■ TASK DESCRIPTION: Separate out the lines that hold "horseman".

━━━ RECORDS FOR PROCESSING ━━━

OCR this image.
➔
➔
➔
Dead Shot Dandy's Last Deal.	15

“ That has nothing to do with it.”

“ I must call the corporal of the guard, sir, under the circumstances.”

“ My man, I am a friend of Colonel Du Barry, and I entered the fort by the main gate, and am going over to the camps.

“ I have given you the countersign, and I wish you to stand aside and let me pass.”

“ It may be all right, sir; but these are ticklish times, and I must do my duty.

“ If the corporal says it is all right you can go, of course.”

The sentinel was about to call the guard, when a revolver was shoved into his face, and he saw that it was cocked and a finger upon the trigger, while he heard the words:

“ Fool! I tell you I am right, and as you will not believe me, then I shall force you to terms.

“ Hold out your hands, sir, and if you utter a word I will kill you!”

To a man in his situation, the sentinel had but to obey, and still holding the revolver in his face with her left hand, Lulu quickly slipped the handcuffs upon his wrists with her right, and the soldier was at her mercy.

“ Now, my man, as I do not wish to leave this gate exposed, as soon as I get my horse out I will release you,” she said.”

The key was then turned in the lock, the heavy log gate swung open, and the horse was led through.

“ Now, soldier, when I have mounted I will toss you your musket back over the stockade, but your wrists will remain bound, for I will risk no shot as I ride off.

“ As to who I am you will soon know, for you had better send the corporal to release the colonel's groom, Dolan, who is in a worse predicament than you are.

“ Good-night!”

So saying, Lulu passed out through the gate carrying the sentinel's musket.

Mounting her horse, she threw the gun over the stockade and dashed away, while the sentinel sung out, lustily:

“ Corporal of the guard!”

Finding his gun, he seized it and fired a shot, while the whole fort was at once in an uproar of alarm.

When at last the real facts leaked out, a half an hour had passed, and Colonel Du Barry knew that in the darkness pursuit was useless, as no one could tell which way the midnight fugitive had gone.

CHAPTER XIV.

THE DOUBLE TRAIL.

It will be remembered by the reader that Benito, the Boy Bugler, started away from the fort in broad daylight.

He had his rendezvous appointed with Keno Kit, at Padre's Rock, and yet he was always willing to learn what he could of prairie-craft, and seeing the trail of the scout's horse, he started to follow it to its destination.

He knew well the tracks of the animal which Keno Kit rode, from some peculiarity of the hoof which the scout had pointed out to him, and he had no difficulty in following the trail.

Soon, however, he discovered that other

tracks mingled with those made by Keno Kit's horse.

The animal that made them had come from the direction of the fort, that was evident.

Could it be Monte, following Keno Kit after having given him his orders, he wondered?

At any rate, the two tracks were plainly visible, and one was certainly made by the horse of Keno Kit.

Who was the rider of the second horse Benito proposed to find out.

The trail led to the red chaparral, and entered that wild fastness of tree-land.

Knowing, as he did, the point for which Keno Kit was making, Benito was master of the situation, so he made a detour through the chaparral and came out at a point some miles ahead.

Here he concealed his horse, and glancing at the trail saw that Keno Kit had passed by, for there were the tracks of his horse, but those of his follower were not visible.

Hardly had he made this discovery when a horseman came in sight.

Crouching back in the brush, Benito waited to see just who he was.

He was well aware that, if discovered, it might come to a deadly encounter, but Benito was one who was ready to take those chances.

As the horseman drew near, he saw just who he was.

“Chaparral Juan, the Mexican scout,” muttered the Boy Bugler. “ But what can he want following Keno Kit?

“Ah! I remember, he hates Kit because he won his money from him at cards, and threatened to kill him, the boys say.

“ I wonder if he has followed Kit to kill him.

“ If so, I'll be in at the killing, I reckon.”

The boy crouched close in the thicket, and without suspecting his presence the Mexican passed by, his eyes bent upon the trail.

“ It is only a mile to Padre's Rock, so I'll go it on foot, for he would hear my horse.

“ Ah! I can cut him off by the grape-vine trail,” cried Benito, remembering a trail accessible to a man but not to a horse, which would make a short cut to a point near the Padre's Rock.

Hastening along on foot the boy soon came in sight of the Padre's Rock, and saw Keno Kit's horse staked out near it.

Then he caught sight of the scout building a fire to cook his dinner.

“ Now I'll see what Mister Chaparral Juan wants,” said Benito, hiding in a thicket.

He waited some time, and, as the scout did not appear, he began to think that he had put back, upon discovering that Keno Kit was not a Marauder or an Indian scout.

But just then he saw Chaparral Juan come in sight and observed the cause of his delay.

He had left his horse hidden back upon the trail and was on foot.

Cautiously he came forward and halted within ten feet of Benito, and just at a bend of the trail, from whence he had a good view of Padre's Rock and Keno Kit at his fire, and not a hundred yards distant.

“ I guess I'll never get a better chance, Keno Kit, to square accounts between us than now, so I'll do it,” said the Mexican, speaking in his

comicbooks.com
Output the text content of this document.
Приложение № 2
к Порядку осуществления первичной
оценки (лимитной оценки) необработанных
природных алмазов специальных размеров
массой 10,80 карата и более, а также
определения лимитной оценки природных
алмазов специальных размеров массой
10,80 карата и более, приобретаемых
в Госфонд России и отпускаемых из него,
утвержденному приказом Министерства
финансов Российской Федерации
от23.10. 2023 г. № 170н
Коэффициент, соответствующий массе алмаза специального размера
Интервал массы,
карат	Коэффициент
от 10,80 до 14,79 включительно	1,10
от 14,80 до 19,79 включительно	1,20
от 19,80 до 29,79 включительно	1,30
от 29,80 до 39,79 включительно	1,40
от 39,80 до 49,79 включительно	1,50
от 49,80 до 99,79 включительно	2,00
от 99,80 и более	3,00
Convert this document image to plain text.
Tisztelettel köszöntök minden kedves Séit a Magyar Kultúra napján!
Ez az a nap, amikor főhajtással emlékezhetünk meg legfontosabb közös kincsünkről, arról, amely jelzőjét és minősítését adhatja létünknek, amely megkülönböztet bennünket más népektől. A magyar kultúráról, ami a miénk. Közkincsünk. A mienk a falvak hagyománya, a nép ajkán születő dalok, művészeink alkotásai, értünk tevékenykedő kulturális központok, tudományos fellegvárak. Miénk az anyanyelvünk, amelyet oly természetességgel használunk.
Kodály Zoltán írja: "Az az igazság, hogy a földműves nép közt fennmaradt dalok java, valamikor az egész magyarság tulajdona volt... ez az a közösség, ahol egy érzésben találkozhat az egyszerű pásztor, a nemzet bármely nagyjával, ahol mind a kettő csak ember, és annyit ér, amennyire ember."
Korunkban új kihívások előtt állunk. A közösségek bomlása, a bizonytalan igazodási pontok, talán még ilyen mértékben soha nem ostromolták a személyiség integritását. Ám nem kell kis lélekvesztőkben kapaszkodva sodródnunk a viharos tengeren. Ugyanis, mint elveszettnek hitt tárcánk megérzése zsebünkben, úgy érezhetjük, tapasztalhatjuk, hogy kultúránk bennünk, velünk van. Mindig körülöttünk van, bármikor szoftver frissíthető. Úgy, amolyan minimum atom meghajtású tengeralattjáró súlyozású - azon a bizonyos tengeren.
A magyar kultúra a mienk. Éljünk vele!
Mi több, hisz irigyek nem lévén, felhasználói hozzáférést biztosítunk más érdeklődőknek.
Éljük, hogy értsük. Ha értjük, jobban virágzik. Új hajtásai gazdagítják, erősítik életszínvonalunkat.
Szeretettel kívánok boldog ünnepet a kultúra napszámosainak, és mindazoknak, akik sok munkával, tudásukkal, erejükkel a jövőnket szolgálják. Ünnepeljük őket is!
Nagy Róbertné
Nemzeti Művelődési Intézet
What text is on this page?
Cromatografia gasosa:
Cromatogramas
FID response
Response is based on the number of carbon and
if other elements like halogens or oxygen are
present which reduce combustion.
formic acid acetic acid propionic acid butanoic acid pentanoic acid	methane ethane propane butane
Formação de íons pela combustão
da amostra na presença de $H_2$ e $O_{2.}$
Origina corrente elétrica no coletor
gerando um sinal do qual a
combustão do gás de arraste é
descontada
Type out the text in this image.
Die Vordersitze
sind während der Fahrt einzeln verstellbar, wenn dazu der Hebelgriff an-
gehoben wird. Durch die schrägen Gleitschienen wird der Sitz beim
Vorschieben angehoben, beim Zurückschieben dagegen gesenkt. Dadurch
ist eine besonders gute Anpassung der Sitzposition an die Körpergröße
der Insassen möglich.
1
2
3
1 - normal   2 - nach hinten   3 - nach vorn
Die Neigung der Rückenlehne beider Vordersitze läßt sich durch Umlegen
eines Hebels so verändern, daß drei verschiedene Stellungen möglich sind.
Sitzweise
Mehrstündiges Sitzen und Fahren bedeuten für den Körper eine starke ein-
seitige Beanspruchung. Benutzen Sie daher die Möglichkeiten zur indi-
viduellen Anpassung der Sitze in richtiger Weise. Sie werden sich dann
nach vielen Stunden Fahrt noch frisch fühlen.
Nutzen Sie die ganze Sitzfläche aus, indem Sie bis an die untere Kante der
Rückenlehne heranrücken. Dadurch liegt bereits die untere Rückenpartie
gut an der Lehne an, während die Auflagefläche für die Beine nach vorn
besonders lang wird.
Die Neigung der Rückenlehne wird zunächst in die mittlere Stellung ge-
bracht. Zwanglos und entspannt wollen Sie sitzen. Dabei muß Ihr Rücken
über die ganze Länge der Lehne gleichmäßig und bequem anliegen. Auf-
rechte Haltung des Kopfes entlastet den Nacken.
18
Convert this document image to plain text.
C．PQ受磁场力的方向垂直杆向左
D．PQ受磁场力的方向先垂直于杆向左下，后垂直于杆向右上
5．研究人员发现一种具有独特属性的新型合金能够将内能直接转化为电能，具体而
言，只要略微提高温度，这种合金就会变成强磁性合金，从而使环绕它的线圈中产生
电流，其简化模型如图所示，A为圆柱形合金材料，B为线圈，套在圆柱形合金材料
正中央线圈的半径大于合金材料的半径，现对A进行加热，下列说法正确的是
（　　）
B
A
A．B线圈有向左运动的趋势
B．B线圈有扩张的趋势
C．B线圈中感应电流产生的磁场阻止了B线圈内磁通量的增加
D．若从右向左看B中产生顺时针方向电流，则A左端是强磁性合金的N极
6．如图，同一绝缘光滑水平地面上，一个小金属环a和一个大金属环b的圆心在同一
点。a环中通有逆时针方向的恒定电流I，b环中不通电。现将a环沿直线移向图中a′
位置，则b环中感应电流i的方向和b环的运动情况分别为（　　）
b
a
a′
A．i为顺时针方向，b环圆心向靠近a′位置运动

━━━

■ OUTPUT OF THE EXERCISE:
Hardly had he made this discovery when a horseman came in sight.
As the horseman drew near, he saw just who he was.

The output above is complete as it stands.